# EXERCISE OBJECTIVE
An exact copy of all the data is required, with pictures left out.

# SUPPLIED INFORMATION
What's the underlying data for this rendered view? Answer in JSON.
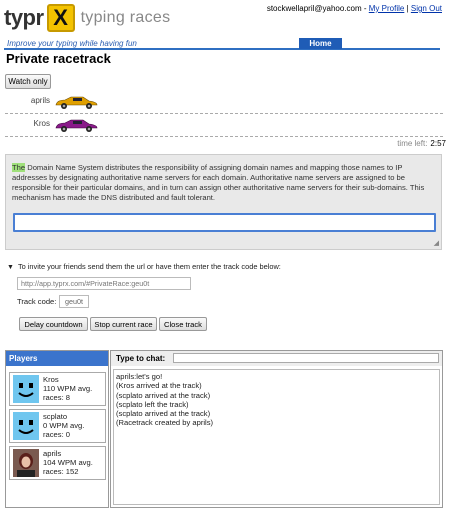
{
  "header": {
    "logo_text": "typr",
    "logo_mark": "X",
    "logo_sub": "typing races",
    "user_email": "stockwellapril@yahoo.com",
    "separator1": " - ",
    "my_profile": "My Profile",
    "separator2": " | ",
    "sign_out": "Sign Out",
    "tagline": "Improve your typing while having fun",
    "home_tab": "Home"
  },
  "page_title": "Private racetrack",
  "watch_only": "Watch only",
  "racers": [
    {
      "name": "aprils",
      "car_color": "#e0a000"
    },
    {
      "name": "Kros",
      "car_color": "#8a1a8a"
    }
  ],
  "time_left": {
    "label": "time left:",
    "value": "2:57"
  },
  "passage": {
    "highlighted": "The",
    "rest": " Domain Name System distributes the responsibility of assigning domain names and mapping those names to IP addresses by designating authoritative name servers for each domain. Authoritative name servers are assigned to be responsible for their particular domains, and in turn can assign other authoritative name servers for their sub-domains. This mechanism has made the DNS distributed and fault tolerant."
  },
  "invite": {
    "text": "To invite your friends send them the url or have them enter the track code below:",
    "url": "http://app.typrx.com/#PrivateRace:geu0t",
    "track_code_label": "Track code:",
    "track_code": "geu0t",
    "delay_button": "Delay countdown",
    "stop_button": "Stop current race",
    "close_button": "Close track"
  },
  "players": {
    "title": "Players",
    "list": [
      {
        "name": "Kros",
        "wpm": "110 WPM avg.",
        "races": "races: 8"
      },
      {
        "name": "scplato",
        "wpm": "0 WPM avg.",
        "races": "races: 0"
      },
      {
        "name": "aprils",
        "wpm": "104 WPM avg.",
        "races": "races: 152"
      }
    ]
  },
  "chat": {
    "label": "Type to chat:",
    "messages": [
      "aprils:let's go!",
      "(Kros arrived at the track)",
      "(scplato arrived at the track)",
      "(scplato left the track)",
      "(scplato arrived at the track)",
      "(Racetrack created by aprils)"
    ]
  }
}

# FULL RESPONSE
What's the underlying data for this rendered view? Answer in JSON.
{
  "header": {
    "logo_text": "typr",
    "logo_mark": "X",
    "logo_sub": "typing races",
    "user_email": "stockwellapril@yahoo.com",
    "separator1": " - ",
    "my_profile": "My Profile",
    "separator2": " | ",
    "sign_out": "Sign Out",
    "tagline": "Improve your typing while having fun",
    "home_tab": "Home"
  },
  "page_title": "Private racetrack",
  "watch_only": "Watch only",
  "racers": [
    {
      "name": "aprils",
      "car_color": "#e0a000"
    },
    {
      "name": "Kros",
      "car_color": "#8a1a8a"
    }
  ],
  "time_left": {
    "label": "time left:",
    "value": "2:57"
  },
  "passage": {
    "highlighted": "The",
    "rest": " Domain Name System distributes the responsibility of assigning domain names and mapping those names to IP addresses by designating authoritative name servers for each domain. Authoritative name servers are assigned to be responsible for their particular domains, and in turn can assign other authoritative name servers for their sub-domains. This mechanism has made the DNS distributed and fault tolerant."
  },
  "invite": {
    "text": "To invite your friends send them the url or have them enter the track code below:",
    "url": "http://app.typrx.com/#PrivateRace:geu0t",
    "track_code_label": "Track code:",
    "track_code": "geu0t",
    "delay_button": "Delay countdown",
    "stop_button": "Stop current race",
    "close_button": "Close track"
  },
  "players": {
    "title": "Players",
    "list": [
      {
        "name": "Kros",
        "wpm": "110 WPM avg.",
        "races": "races: 8"
      },
      {
        "name": "scplato",
        "wpm": "0 WPM avg.",
        "races": "races: 0"
      },
      {
        "name": "aprils",
        "wpm": "104 WPM avg.",
        "races": "races: 152"
      }
    ]
  },
  "chat": {
    "label": "Type to chat:",
    "messages": [
      "aprils:let's go!",
      "(Kros arrived at the track)",
      "(scplato arrived at the track)",
      "(scplato left the track)",
      "(scplato arrived at the track)",
      "(Racetrack created by aprils)"
    ]
  }
}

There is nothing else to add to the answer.